EXERCISE TASK:
Return the listing word for word, as given.

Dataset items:
────

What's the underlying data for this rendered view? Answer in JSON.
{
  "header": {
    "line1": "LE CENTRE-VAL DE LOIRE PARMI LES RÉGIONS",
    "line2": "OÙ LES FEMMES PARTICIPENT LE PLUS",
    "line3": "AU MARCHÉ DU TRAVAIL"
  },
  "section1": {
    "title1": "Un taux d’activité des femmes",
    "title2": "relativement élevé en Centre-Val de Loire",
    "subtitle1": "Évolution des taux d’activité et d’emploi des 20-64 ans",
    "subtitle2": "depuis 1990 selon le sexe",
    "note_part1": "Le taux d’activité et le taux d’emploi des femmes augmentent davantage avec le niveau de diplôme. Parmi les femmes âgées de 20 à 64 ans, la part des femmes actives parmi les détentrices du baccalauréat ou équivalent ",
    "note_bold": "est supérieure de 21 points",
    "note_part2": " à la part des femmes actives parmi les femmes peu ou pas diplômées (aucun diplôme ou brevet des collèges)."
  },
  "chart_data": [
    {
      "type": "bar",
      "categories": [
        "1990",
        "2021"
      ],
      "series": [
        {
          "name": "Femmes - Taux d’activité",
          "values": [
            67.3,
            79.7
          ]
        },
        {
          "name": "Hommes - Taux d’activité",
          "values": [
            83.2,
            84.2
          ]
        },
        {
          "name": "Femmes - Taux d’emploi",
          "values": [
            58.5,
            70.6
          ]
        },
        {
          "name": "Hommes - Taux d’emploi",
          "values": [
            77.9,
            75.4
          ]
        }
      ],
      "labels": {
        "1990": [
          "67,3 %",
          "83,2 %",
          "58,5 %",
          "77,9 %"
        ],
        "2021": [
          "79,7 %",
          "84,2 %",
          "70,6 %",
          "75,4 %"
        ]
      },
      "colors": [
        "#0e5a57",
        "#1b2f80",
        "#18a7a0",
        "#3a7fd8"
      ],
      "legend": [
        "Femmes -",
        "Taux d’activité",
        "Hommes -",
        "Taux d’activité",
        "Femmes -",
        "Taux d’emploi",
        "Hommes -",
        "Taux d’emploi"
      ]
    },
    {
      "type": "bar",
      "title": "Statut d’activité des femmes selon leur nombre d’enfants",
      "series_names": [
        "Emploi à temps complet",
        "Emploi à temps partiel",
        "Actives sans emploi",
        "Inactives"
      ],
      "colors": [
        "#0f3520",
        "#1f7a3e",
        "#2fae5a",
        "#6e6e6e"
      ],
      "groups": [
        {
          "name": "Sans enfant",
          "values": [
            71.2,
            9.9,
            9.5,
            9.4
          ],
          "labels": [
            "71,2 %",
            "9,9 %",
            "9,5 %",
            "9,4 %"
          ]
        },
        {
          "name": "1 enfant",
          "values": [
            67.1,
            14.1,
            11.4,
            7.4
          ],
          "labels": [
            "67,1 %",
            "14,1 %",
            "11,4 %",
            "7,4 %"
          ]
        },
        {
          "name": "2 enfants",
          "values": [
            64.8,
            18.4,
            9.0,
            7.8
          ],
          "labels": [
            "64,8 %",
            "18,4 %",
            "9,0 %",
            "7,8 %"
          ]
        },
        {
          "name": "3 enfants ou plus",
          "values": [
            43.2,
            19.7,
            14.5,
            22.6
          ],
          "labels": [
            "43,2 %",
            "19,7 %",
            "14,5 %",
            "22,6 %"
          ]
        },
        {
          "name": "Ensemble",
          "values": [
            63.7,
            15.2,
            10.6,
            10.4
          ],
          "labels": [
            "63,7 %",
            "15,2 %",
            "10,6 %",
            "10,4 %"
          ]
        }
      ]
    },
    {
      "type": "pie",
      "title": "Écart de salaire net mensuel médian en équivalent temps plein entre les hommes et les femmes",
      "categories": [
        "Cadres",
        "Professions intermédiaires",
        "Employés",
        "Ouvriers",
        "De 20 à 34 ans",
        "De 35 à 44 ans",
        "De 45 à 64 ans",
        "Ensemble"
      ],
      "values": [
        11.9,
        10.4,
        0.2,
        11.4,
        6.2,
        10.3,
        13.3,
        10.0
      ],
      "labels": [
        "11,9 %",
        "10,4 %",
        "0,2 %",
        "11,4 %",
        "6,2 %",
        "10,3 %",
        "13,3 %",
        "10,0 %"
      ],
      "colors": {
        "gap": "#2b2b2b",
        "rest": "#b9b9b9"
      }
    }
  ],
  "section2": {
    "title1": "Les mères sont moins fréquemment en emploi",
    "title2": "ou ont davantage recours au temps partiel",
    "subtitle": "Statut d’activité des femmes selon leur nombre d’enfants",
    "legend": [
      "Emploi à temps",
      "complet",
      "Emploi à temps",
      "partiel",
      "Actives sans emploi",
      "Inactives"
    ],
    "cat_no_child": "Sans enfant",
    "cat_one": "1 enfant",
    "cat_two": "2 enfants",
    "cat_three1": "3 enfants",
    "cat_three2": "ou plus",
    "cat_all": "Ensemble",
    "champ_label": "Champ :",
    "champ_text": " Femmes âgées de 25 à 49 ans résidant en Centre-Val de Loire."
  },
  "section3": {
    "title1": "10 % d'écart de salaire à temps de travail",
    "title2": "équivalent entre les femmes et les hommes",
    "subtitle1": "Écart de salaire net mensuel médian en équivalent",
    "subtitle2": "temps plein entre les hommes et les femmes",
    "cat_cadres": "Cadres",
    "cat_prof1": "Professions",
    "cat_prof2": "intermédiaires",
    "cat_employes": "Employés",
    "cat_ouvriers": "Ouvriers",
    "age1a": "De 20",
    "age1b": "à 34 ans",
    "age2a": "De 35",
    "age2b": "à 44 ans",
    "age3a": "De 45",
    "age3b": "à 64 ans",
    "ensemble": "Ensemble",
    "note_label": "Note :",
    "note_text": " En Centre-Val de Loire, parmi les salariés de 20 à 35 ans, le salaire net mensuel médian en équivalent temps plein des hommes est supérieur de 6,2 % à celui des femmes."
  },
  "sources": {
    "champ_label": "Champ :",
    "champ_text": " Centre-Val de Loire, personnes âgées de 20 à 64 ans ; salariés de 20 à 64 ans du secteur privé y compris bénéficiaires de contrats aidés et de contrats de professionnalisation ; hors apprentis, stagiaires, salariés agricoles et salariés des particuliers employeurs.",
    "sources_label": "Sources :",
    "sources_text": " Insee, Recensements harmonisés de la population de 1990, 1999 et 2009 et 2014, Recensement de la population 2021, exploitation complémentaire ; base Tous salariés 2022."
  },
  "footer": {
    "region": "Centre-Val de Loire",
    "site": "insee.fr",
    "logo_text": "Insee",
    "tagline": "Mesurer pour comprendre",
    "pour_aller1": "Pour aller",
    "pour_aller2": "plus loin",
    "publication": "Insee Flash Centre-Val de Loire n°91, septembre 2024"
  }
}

────

ANSWER FOR THE TASK:
What's the underlying data for this rendered view? Answer in JSON.
{
  "header": {
    "line1": "LE CENTRE-VAL DE LOIRE PARMI LES RÉGIONS",
    "line2": "OÙ LES FEMMES PARTICIPENT LE PLUS",
    "line3": "AU MARCHÉ DU TRAVAIL"
  },
  "section1": {
    "title1": "Un taux d’activité des femmes",
    "title2": "relativement élevé en Centre-Val de Loire",
    "subtitle1": "Évolution des taux d’activité et d’emploi des 20-64 ans",
    "subtitle2": "depuis 1990 selon le sexe",
    "note_part1": "Le taux d’activité et le taux d’emploi des femmes augmentent davantage avec le niveau de diplôme. Parmi les femmes âgées de 20 à 64 ans, la part des femmes actives parmi les détentrices du baccalauréat ou équivalent ",
    "note_bold": "est supérieure de 21 points",
    "note_part2": " à la part des femmes actives parmi les femmes peu ou pas diplômées (aucun diplôme ou brevet des collèges)."
  },
  "chart_data": [
    {
      "type": "bar",
      "categories": [
        "1990",
        "2021"
      ],
      "series": [
        {
          "name": "Femmes - Taux d’activité",
          "values": [
            67.3,
            79.7
          ]
        },
        {
          "name": "Hommes - Taux d’activité",
          "values": [
            83.2,
            84.2
          ]
        },
        {
          "name": "Femmes - Taux d’emploi",
          "values": [
            58.5,
            70.6
          ]
        },
        {
          "name": "Hommes - Taux d’emploi",
          "values": [
            77.9,
            75.4
          ]
        }
      ],
      "labels": {
        "1990": [
          "67,3 %",
          "83,2 %",
          "58,5 %",
          "77,9 %"
        ],
        "2021": [
          "79,7 %",
          "84,2 %",
          "70,6 %",
          "75,4 %"
        ]
      },
      "colors": [
        "#0e5a57",
        "#1b2f80",
        "#18a7a0",
        "#3a7fd8"
      ],
      "legend": [
        "Femmes -",
        "Taux d’activité",
        "Hommes -",
        "Taux d’activité",
        "Femmes -",
        "Taux d’emploi",
        "Hommes -",
        "Taux d’emploi"
      ]
    },
    {
      "type": "bar",
      "title": "Statut d’activité des femmes selon leur nombre d’enfants",
      "series_names": [
        "Emploi à temps complet",
        "Emploi à temps partiel",
        "Actives sans emploi",
        "Inactives"
      ],
      "colors": [
        "#0f3520",
        "#1f7a3e",
        "#2fae5a",
        "#6e6e6e"
      ],
      "groups": [
        {
          "name": "Sans enfant",
          "values": [
            71.2,
            9.9,
            9.5,
            9.4
          ],
          "labels": [
            "71,2 %",
            "9,9 %",
            "9,5 %",
            "9,4 %"
          ]
        },
        {
          "name": "1 enfant",
          "values": [
            67.1,
            14.1,
            11.4,
            7.4
          ],
          "labels": [
            "67,1 %",
            "14,1 %",
            "11,4 %",
            "7,4 %"
          ]
        },
        {
          "name": "2 enfants",
          "values": [
            64.8,
            18.4,
            9.0,
            7.8
          ],
          "labels": [
            "64,8 %",
            "18,4 %",
            "9,0 %",
            "7,8 %"
          ]
        },
        {
          "name": "3 enfants ou plus",
          "values": [
            43.2,
            19.7,
            14.5,
            22.6
          ],
          "labels": [
            "43,2 %",
            "19,7 %",
            "14,5 %",
            "22,6 %"
          ]
        },
        {
          "name": "Ensemble",
          "values": [
            63.7,
            15.2,
            10.6,
            10.4
          ],
          "labels": [
            "63,7 %",
            "15,2 %",
            "10,6 %",
            "10,4 %"
          ]
        }
      ]
    },
    {
      "type": "pie",
      "title": "Écart de salaire net mensuel médian en équivalent temps plein entre les hommes et les femmes",
      "categories": [
        "Cadres",
        "Professions intermédiaires",
        "Employés",
        "Ouvriers",
        "De 20 à 34 ans",
        "De 35 à 44 ans",
        "De 45 à 64 ans",
        "Ensemble"
      ],
      "values": [
        11.9,
        10.4,
        0.2,
        11.4,
        6.2,
        10.3,
        13.3,
        10.0
      ],
      "labels": [
        "11,9 %",
        "10,4 %",
        "0,2 %",
        "11,4 %",
        "6,2 %",
        "10,3 %",
        "13,3 %",
        "10,0 %"
      ],
      "colors": {
        "gap": "#2b2b2b",
        "rest": "#b9b9b9"
      }
    }
  ],
  "section2": {
    "title1": "Les mères sont moins fréquemment en emploi",
    "title2": "ou ont davantage recours au temps partiel",
    "subtitle": "Statut d’activité des femmes selon leur nombre d’enfants",
    "legend": [
      "Emploi à temps",
      "complet",
      "Emploi à temps",
      "partiel",
      "Actives sans emploi",
      "Inactives"
    ],
    "cat_no_child": "Sans enfant",
    "cat_one": "1 enfant",
    "cat_two": "2 enfants",
    "cat_three1": "3 enfants",
    "cat_three2": "ou plus",
    "cat_all": "Ensemble",
    "champ_label": "Champ :",
    "champ_text": " Femmes âgées de 25 à 49 ans résidant en Centre-Val de Loire."
  },
  "section3": {
    "title1": "10 % d'écart de salaire à temps de travail",
    "title2": "équivalent entre les femmes et les hommes",
    "subtitle1": "Écart de salaire net mensuel médian en équivalent",
    "subtitle2": "temps plein entre les hommes et les femmes",
    "cat_cadres": "Cadres",
    "cat_prof1": "Professions",
    "cat_prof2": "intermédiaires",
    "cat_employes": "Employés",
    "cat_ouvriers": "Ouvriers",
    "age1a": "De 20",
    "age1b": "à 34 ans",
    "age2a": "De 35",
    "age2b": "à 44 ans",
    "age3a": "De 45",
    "age3b": "à 64 ans",
    "ensemble": "Ensemble",
    "note_label": "Note :",
    "note_text": " En Centre-Val de Loire, parmi les salariés de 20 à 35 ans, le salaire net mensuel médian en équivalent temps plein des hommes est supérieur de 6,2 % à celui des femmes."
  },
  "sources": {
    "champ_label": "Champ :",
    "champ_text": " Centre-Val de Loire, personnes âgées de 20 à 64 ans ; salariés de 20 à 64 ans du secteur privé y compris bénéficiaires de contrats aidés et de contrats de professionnalisation ; hors apprentis, stagiaires, salariés agricoles et salariés des particuliers employeurs.",
    "sources_label": "Sources :",
    "sources_text": " Insee, Recensements harmonisés de la population de 1990, 1999 et 2009 et 2014, Recensement de la population 2021, exploitation complémentaire ; base Tous salariés 2022."
  },
  "footer": {
    "region": "Centre-Val de Loire",
    "site": "insee.fr",
    "logo_text": "Insee",
    "tagline": "Mesurer pour comprendre",
    "pour_aller1": "Pour aller",
    "pour_aller2": "plus loin",
    "publication": "Insee Flash Centre-Val de Loire n°91, septembre 2024"
  }
}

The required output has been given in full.